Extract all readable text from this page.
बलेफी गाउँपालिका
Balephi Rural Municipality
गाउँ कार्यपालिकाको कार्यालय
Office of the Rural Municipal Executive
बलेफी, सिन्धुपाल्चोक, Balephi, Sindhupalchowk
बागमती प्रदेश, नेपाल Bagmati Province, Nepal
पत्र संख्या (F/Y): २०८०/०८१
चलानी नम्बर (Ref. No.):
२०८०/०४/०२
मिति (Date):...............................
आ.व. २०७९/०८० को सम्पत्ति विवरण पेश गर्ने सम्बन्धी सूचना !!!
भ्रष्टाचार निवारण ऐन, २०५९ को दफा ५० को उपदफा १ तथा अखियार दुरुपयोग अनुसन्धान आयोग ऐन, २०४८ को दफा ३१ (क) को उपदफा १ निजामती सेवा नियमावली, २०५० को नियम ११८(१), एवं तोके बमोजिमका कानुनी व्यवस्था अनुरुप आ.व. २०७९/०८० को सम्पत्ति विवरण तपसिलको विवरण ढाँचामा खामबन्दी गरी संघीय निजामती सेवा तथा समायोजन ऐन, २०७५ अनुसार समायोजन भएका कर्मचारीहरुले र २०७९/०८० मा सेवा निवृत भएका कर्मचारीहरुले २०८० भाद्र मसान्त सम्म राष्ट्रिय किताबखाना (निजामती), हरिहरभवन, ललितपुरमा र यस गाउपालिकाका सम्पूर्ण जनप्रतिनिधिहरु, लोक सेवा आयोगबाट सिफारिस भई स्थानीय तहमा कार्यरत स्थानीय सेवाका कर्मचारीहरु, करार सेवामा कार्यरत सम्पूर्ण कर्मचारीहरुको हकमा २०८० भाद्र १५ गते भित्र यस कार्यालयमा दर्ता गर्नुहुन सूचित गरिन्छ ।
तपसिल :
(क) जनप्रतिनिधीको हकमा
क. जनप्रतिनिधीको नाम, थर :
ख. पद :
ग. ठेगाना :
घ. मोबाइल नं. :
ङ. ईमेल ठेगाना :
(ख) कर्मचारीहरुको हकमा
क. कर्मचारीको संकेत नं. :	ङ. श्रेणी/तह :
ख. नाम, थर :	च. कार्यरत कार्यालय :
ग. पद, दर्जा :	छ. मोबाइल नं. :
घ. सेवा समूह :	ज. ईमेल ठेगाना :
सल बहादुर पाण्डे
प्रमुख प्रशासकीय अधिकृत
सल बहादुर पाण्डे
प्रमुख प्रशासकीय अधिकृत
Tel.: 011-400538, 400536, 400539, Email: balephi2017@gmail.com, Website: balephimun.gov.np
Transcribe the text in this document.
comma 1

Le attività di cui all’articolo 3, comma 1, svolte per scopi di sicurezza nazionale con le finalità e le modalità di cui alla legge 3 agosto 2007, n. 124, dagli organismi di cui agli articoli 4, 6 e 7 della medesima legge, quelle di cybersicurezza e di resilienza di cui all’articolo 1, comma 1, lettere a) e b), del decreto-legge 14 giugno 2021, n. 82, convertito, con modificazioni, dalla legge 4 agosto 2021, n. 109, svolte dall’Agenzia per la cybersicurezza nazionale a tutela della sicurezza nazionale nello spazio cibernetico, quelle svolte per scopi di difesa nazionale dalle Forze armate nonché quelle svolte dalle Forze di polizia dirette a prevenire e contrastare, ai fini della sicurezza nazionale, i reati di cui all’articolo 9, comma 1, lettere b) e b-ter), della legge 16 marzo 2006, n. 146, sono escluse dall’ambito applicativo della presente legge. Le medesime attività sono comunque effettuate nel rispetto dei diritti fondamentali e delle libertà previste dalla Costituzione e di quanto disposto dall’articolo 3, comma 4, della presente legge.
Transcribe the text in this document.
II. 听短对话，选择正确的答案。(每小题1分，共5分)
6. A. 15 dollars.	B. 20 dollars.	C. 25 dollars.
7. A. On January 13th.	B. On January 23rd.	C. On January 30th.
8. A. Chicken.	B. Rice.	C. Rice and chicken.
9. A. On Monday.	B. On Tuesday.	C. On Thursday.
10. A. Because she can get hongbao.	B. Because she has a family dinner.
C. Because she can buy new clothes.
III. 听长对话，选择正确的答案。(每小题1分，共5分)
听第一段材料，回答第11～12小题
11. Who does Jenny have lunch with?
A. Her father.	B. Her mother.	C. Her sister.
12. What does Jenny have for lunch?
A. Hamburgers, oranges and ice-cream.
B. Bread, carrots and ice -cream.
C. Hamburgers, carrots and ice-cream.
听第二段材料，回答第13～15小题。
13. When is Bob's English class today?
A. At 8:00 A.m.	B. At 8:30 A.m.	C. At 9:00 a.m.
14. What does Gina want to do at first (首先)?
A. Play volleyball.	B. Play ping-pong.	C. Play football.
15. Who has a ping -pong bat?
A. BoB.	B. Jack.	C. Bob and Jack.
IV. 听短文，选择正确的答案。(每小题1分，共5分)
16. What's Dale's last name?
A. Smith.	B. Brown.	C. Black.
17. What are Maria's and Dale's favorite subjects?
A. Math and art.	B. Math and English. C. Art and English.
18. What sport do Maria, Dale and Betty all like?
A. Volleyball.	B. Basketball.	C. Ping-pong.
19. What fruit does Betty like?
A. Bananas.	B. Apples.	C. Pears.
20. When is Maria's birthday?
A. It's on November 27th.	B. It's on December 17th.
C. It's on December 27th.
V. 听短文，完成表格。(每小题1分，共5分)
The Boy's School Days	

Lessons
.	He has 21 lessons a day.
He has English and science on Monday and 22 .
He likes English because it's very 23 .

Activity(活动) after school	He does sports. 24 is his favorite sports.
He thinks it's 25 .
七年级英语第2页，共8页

-------------------------

TASK PROMPT –
Generate an exact reproduction of all entries.

SOLVED PROBLEM –
Extract all readable text from this page.
बलेफी गाउँपालिका
Balephi Rural Municipality
गाउँ कार्यपालिकाको कार्यालय
Office of the Rural Municipal Executive
बलेफी, सिन्धुपाल्चोक, Balephi, Sindhupalchowk
बागमती प्रदेश, नेपाल Bagmati Province, Nepal
पत्र संख्या (F/Y): २०८०/०८१
चलानी नम्बर (Ref. No.):
२०८०/०४/०२
मिति (Date):...............................
आ.व. २०७९/०८० को सम्पत्ति विवरण पेश गर्ने सम्बन्धी सूचना !!!
भ्रष्टाचार निवारण ऐन, २०५९ को दफा ५० को उपदफा १ तथा अखियार दुरुपयोग अनुसन्धान आयोग ऐन, २०४८ को दफा ३१ (क) को उपदफा १ निजामती सेवा नियमावली, २०५० को नियम ११८(१), एवं तोके बमोजिमका कानुनी व्यवस्था अनुरुप आ.व. २०७९/०८० को सम्पत्ति विवरण तपसिलको विवरण ढाँचामा खामबन्दी गरी संघीय निजामती सेवा तथा समायोजन ऐन, २०७५ अनुसार समायोजन भएका कर्मचारीहरुले र २०७९/०८० मा सेवा निवृत भएका कर्मचारीहरुले २०८० भाद्र मसान्त सम्म राष्ट्रिय किताबखाना (निजामती), हरिहरभवन, ललितपुरमा र यस गाउपालिकाका सम्पूर्ण जनप्रतिनिधिहरु, लोक सेवा आयोगबाट सिफारिस भई स्थानीय तहमा कार्यरत स्थानीय सेवाका कर्मचारीहरु, करार सेवामा कार्यरत सम्पूर्ण कर्मचारीहरुको हकमा २०८० भाद्र १५ गते भित्र यस कार्यालयमा दर्ता गर्नुहुन सूचित गरिन्छ ।
तपसिल :
(क) जनप्रतिनिधीको हकमा
क. जनप्रतिनिधीको नाम, थर :
ख. पद :
ग. ठेगाना :
घ. मोबाइल नं. :
ङ. ईमेल ठेगाना :
(ख) कर्मचारीहरुको हकमा
क. कर्मचारीको संकेत नं. :	ङ. श्रेणी/तह :
ख. नाम, थर :	च. कार्यरत कार्यालय :
ग. पद, दर्जा :	छ. मोबाइल नं. :
घ. सेवा समूह :	ज. ईमेल ठेगाना :
सल बहादुर पाण्डे
प्रमुख प्रशासकीय अधिकृत
सल बहादुर पाण्डे
प्रमुख प्रशासकीय अधिकृत
Tel.: 011-400538, 400536, 400539, Email: balephi2017@gmail.com, Website: balephimun.gov.np
Transcribe the text in this document.
comma 1

Le attività di cui all’articolo 3, comma 1, svolte per scopi di sicurezza nazionale con le finalità e le modalità di cui alla legge 3 agosto 2007, n. 124, dagli organismi di cui agli articoli 4, 6 e 7 della medesima legge, quelle di cybersicurezza e di resilienza di cui all’articolo 1, comma 1, lettere a) e b), del decreto-legge 14 giugno 2021, n. 82, convertito, con modificazioni, dalla legge 4 agosto 2021, n. 109, svolte dall’Agenzia per la cybersicurezza nazionale a tutela della sicurezza nazionale nello spazio cibernetico, quelle svolte per scopi di difesa nazionale dalle Forze armate nonché quelle svolte dalle Forze di polizia dirette a prevenire e contrastare, ai fini della sicurezza nazionale, i reati di cui all’articolo 9, comma 1, lettere b) e b-ter), della legge 16 marzo 2006, n. 146, sono escluse dall’ambito applicativo della presente legge. Le medesime attività sono comunque effettuate nel rispetto dei diritti fondamentali e delle libertà previste dalla Costituzione e di quanto disposto dall’articolo 3, comma 4, della presente legge.
Transcribe the text in this document.
II. 听短对话，选择正确的答案。(每小题1分，共5分)
6. A. 15 dollars.	B. 20 dollars.	C. 25 dollars.
7. A. On January 13th.	B. On January 23rd.	C. On January 30th.
8. A. Chicken.	B. Rice.	C. Rice and chicken.
9. A. On Monday.	B. On Tuesday.	C. On Thursday.
10. A. Because she can get hongbao.	B. Because she has a family dinner.
C. Because she can buy new clothes.
III. 听长对话，选择正确的答案。(每小题1分，共5分)
听第一段材料，回答第11～12小题
11. Who does Jenny have lunch with?
A. Her father.	B. Her mother.	C. Her sister.
12. What does Jenny have for lunch?
A. Hamburgers, oranges and ice-cream.
B. Bread, carrots and ice -cream.
C. Hamburgers, carrots and ice-cream.
听第二段材料，回答第13～15小题。
13. When is Bob's English class today?
A. At 8:00 A.m.	B. At 8:30 A.m.	C. At 9:00 a.m.
14. What does Gina want to do at first (首先)?
A. Play volleyball.	B. Play ping-pong.	C. Play football.
15. Who has a ping -pong bat?
A. BoB.	B. Jack.	C. Bob and Jack.
IV. 听短文，选择正确的答案。(每小题1分，共5分)
16. What's Dale's last name?
A. Smith.	B. Brown.	C. Black.
17. What are Maria's and Dale's favorite subjects?
A. Math and art.	B. Math and English. C. Art and English.
18. What sport do Maria, Dale and Betty all like?
A. Volleyball.	B. Basketball.	C. Ping-pong.
19. What fruit does Betty like?
A. Bananas.	B. Apples.	C. Pears.
20. When is Maria's birthday?
A. It's on November 27th.	B. It's on December 17th.
C. It's on December 27th.
V. 听短文，完成表格。(每小题1分，共5分)
The Boy's School Days	

Lessons
.	He has 21 lessons a day.
He has English and science on Monday and 22 .
He likes English because it's very 23 .

Activity(活动) after school	He does sports. 24 is his favorite sports.
He thinks it's 25 .
七年级英语第2页，共8页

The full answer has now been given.